- Given entries:
____
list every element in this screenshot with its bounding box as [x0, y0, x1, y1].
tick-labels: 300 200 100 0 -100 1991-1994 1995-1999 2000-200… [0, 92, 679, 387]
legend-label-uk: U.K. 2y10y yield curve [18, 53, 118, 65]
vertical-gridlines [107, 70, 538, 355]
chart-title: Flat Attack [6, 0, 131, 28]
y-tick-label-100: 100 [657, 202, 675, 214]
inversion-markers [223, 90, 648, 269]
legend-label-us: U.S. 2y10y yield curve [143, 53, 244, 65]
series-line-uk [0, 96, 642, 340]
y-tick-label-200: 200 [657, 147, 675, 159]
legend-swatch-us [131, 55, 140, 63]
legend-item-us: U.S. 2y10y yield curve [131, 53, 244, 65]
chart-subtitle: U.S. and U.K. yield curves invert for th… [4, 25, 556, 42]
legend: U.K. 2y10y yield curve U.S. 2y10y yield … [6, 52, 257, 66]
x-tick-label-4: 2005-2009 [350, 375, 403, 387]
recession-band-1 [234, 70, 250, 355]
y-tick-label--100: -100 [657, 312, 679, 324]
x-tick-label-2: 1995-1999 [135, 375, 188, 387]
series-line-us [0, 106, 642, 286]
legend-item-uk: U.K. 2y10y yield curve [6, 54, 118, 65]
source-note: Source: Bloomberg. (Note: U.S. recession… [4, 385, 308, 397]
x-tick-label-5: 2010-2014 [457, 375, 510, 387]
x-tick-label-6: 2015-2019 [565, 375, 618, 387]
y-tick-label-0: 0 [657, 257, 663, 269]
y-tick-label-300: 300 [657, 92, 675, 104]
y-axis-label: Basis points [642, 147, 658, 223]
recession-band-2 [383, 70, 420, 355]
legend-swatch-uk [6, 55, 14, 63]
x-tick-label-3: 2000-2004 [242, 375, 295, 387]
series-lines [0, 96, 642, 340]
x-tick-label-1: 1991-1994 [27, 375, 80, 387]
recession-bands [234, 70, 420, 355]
____
- To do: Starting at the beginning of the data and ending with the line that contains "legend-swatch-us [131, 55, 140, 63]", give those lines again with "yield curve" switched to "rate curve" and everything else unchanged.

- Exercise result:
list every element in this screenshot with its bounding box as [x0, y0, x1, y1].
tick-labels: 300 200 100 0 -100 1991-1994 1995-1999 2000-200… [0, 92, 679, 387]
legend-label-uk: U.K. 2y10y rate curve [18, 53, 118, 65]
vertical-gridlines [107, 70, 538, 355]
chart-title: Flat Attack [6, 0, 131, 28]
y-tick-label-100: 100 [657, 202, 675, 214]
inversion-markers [223, 90, 648, 269]
legend-label-us: U.S. 2y10y rate curve [143, 53, 244, 65]
series-line-uk [0, 96, 642, 340]
y-tick-label-200: 200 [657, 147, 675, 159]
legend-swatch-us [131, 55, 140, 63]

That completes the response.